** Stated problem **
Exclude all pictures, then copy each of the records exactly as written.

** Extracted entries **
------

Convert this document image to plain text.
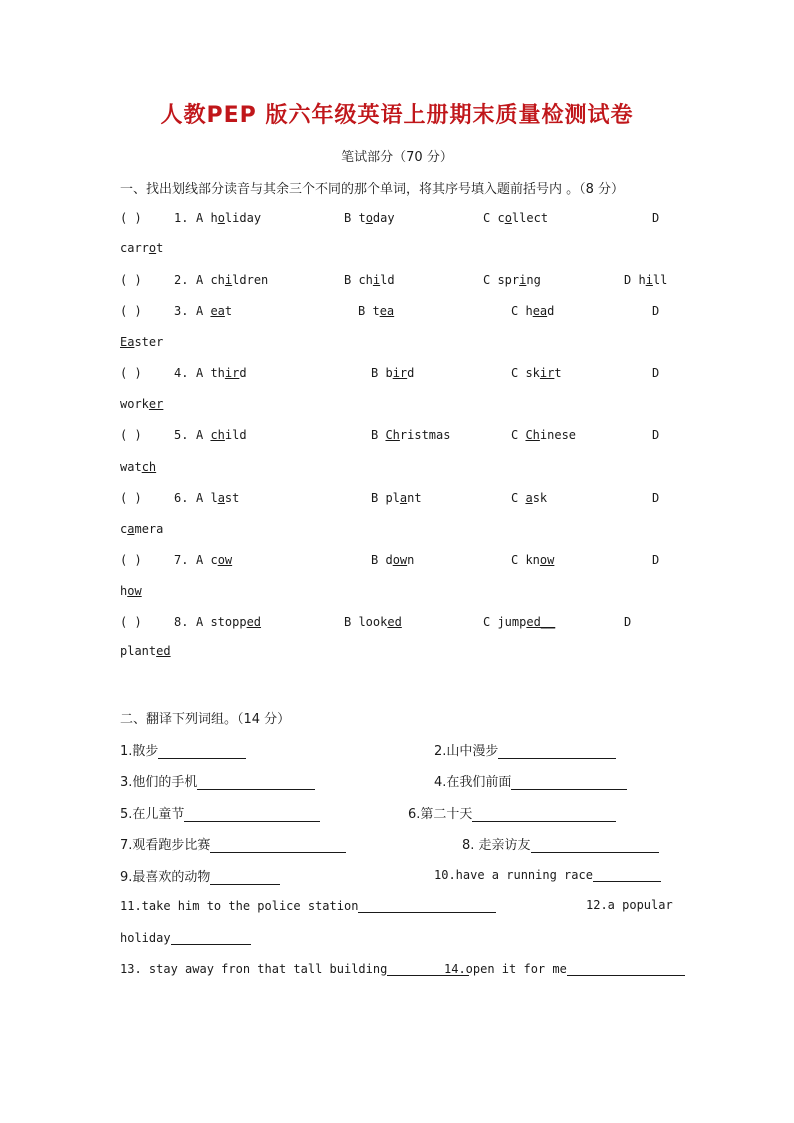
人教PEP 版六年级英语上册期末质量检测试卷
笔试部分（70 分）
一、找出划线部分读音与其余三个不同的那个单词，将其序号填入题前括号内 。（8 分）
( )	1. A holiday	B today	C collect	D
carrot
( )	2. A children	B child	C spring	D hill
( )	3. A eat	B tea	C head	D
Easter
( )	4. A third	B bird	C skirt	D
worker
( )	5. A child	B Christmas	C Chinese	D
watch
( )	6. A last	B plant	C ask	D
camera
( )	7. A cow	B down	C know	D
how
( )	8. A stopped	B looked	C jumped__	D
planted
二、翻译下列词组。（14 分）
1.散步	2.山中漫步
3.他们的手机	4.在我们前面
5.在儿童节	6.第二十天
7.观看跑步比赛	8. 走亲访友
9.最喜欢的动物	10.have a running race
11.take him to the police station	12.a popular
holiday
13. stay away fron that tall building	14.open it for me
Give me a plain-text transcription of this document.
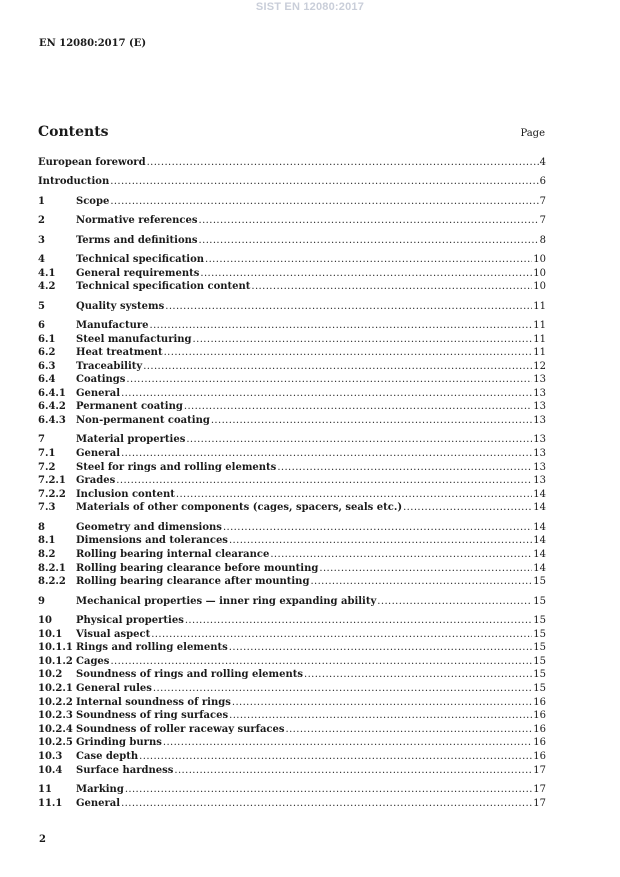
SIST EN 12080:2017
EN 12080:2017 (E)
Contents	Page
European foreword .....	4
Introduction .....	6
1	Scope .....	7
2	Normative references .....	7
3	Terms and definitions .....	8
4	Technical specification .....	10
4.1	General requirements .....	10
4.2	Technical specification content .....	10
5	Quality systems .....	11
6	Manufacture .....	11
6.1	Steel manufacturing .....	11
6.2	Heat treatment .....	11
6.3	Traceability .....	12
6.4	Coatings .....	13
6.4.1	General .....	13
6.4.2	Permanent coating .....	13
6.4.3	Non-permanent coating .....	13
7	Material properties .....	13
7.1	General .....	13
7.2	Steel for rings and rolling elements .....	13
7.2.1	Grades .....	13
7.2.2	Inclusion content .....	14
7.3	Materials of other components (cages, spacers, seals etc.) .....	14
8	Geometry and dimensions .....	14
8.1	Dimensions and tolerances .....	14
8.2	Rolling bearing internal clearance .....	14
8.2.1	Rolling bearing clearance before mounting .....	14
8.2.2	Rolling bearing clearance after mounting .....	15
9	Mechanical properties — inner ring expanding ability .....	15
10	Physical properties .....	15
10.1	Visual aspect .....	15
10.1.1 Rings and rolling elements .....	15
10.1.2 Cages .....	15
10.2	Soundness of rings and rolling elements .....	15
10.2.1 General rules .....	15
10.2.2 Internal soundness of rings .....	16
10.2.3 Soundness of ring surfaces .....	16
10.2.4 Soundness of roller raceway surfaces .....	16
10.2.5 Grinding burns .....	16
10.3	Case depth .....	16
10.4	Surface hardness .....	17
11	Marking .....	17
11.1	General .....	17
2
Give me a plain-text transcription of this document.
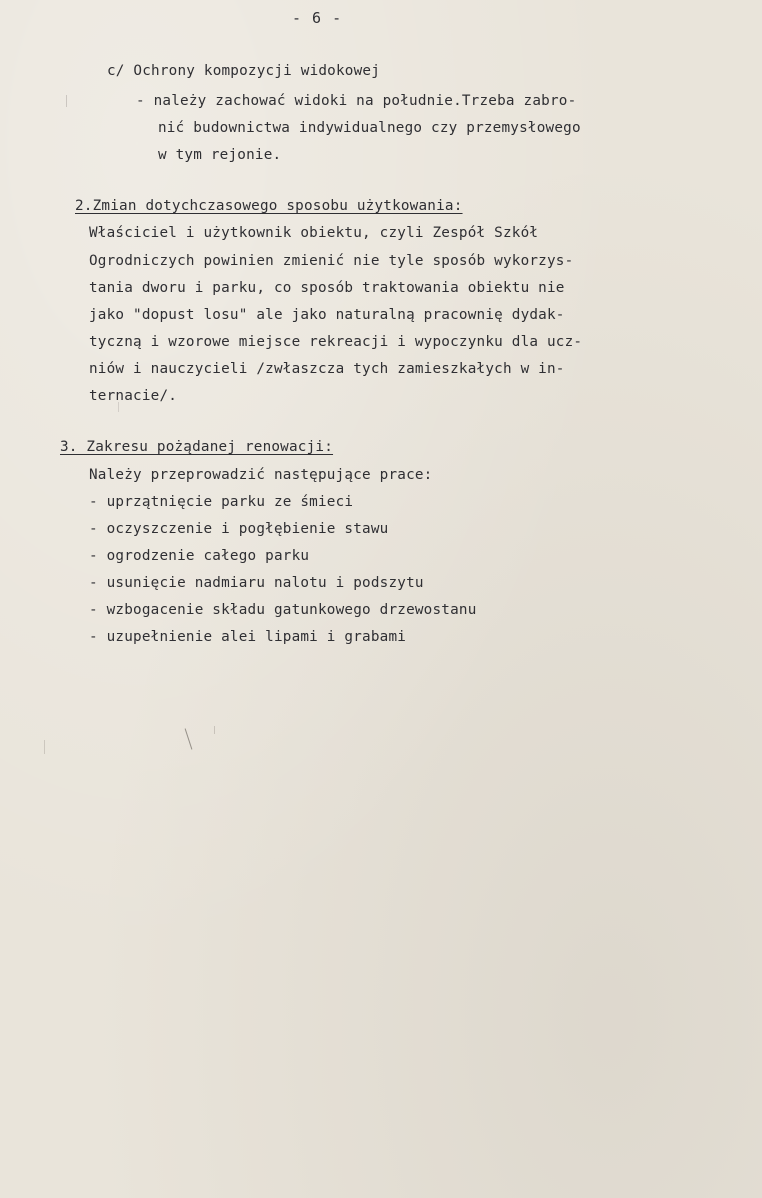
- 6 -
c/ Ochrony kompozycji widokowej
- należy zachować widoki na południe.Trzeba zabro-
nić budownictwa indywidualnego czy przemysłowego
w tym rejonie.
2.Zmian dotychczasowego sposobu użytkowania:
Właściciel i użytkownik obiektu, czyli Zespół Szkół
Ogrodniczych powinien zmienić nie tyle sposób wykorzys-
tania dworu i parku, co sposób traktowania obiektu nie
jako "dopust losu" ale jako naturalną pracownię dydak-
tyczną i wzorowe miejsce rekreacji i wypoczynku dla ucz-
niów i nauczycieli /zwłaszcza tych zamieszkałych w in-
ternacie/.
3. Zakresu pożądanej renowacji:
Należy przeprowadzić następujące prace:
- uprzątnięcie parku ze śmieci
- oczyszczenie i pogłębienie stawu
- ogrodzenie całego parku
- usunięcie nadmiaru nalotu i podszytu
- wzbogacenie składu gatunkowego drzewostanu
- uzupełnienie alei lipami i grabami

------

** Result below **
Convert this document image to plain text.
人教PEP 版六年级英语上册期末质量检测试卷
笔试部分（70 分）
一、找出划线部分读音与其余三个不同的那个单词，将其序号填入题前括号内 。（8 分）
( )	1. A holiday	B today	C collect	D
carrot
( )	2. A children	B child	C spring	D hill
( )	3. A eat	B tea	C head	D
Easter
( )	4. A third	B bird	C skirt	D
worker
( )	5. A child	B Christmas	C Chinese	D
watch
( )	6. A last	B plant	C ask	D
camera
( )	7. A cow	B down	C know	D
how
( )	8. A stopped	B looked	C jumped__	D
planted
二、翻译下列词组。（14 分）
1.散步	2.山中漫步
3.他们的手机	4.在我们前面
5.在儿童节	6.第二十天
7.观看跑步比赛	8. 走亲访友
9.最喜欢的动物	10.have a running race
11.take him to the police station	12.a popular
holiday
13. stay away fron that tall building	14.open it for me
Give me a plain-text transcription of this document.
SIST EN 12080:2017
EN 12080:2017 (E)
Contents	Page
European foreword .....	4
Introduction .....	6
1	Scope .....	7
2	Normative references .....	7
3	Terms and definitions .....	8
4	Technical specification .....	10
4.1	General requirements .....	10
4.2	Technical specification content .....	10
5	Quality systems .....	11
6	Manufacture .....	11
6.1	Steel manufacturing .....	11
6.2	Heat treatment .....	11
6.3	Traceability .....	12
6.4	Coatings .....	13
6.4.1	General .....	13
6.4.2	Permanent coating .....	13
6.4.3	Non-permanent coating .....	13
7	Material properties .....	13
7.1	General .....	13
7.2	Steel for rings and rolling elements .....	13
7.2.1	Grades .....	13
7.2.2	Inclusion content .....	14
7.3	Materials of other components (cages, spacers, seals etc.) .....	14
8	Geometry and dimensions .....	14
8.1	Dimensions and tolerances .....	14
8.2	Rolling bearing internal clearance .....	14
8.2.1	Rolling bearing clearance before mounting .....	14
8.2.2	Rolling bearing clearance after mounting .....	15
9	Mechanical properties — inner ring expanding ability .....	15
10	Physical properties .....	15
10.1	Visual aspect .....	15
10.1.1 Rings and rolling elements .....	15
10.1.2 Cages .....	15
10.2	Soundness of rings and rolling elements .....	15
10.2.1 General rules .....	15
10.2.2 Internal soundness of rings .....	16
10.2.3 Soundness of ring surfaces .....	16
10.2.4 Soundness of roller raceway surfaces .....	16
10.2.5 Grinding burns .....	16
10.3	Case depth .....	16
10.4	Surface hardness .....	17
11	Marking .....	17
11.1	General .....	17
2
Give me a plain-text transcription of this document.
- 6 -
c/ Ochrony kompozycji widokowej
- należy zachować widoki na południe.Trzeba zabro-
nić budownictwa indywidualnego czy przemysłowego
w tym rejonie.
2.Zmian dotychczasowego sposobu użytkowania:
Właściciel i użytkownik obiektu, czyli Zespół Szkół
Ogrodniczych powinien zmienić nie tyle sposób wykorzys-
tania dworu i parku, co sposób traktowania obiektu nie
jako "dopust losu" ale jako naturalną pracownię dydak-
tyczną i wzorowe miejsce rekreacji i wypoczynku dla ucz-
niów i nauczycieli /zwłaszcza tych zamieszkałych w in-
ternacie/.
3. Zakresu pożądanej renowacji:
Należy przeprowadzić następujące prace:
- uprzątnięcie parku ze śmieci
- oczyszczenie i pogłębienie stawu
- ogrodzenie całego parku
- usunięcie nadmiaru nalotu i podszytu
- wzbogacenie składu gatunkowego drzewostanu
- uzupełnienie alei lipami i grabami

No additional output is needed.